**WHAT YOU NEED TO DO:**
Return the material below in full and exactly.

**AVAILABLE RECORDS:**
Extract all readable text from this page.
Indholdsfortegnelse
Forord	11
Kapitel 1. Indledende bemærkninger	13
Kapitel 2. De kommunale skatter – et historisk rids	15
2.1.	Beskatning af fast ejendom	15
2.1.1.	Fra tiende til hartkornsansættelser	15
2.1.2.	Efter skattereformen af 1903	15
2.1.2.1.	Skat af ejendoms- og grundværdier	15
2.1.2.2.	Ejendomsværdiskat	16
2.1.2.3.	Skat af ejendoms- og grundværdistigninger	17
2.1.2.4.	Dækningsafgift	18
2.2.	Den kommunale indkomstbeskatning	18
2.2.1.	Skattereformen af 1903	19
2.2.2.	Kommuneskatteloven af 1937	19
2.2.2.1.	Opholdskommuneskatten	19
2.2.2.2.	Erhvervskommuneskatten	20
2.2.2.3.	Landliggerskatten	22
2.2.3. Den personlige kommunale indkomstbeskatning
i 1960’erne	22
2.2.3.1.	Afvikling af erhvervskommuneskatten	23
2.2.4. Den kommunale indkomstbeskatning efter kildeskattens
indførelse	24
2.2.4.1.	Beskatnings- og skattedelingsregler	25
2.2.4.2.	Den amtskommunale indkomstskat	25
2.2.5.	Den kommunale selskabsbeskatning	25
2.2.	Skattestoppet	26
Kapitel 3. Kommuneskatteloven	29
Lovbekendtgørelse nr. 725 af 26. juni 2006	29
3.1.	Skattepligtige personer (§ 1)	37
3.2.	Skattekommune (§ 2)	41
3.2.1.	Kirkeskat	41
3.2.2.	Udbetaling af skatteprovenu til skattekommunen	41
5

**OUTPUT:**
Extract all readable text from this page.
Indholdsfortegnelse
Forord	11
Kapitel 1. Indledende bemærkninger	13
Kapitel 2. De kommunale skatter – et historisk rids	15
2.1.	Beskatning af fast ejendom	15
2.1.1.	Fra tiende til hartkornsansættelser	15
2.1.2.	Efter skattereformen af 1903	15
2.1.2.1.	Skat af ejendoms- og grundværdier	15
2.1.2.2.	Ejendomsværdiskat	16
2.1.2.3.	Skat af ejendoms- og grundværdistigninger	17
2.1.2.4.	Dækningsafgift	18
2.2.	Den kommunale indkomstbeskatning	18
2.2.1.	Skattereformen af 1903	19
2.2.2.	Kommuneskatteloven af 1937	19
2.2.2.1.	Opholdskommuneskatten	19
2.2.2.2.	Erhvervskommuneskatten	20
2.2.2.3.	Landliggerskatten	22
2.2.3. Den personlige kommunale indkomstbeskatning
i 1960’erne	22
2.2.3.1.	Afvikling af erhvervskommuneskatten	23
2.2.4. Den kommunale indkomstbeskatning efter kildeskattens
indførelse	24
2.2.4.1.	Beskatnings- og skattedelingsregler	25
2.2.4.2.	Den amtskommunale indkomstskat	25
2.2.5.	Den kommunale selskabsbeskatning	25
2.2.	Skattestoppet	26
Kapitel 3. Kommuneskatteloven	29
Lovbekendtgørelse nr. 725 af 26. juni 2006	29
3.1.	Skattepligtige personer (§ 1)	37
3.2.	Skattekommune (§ 2)	41
3.2.1.	Kirkeskat	41
3.2.2.	Udbetaling af skatteprovenu til skattekommunen	41
5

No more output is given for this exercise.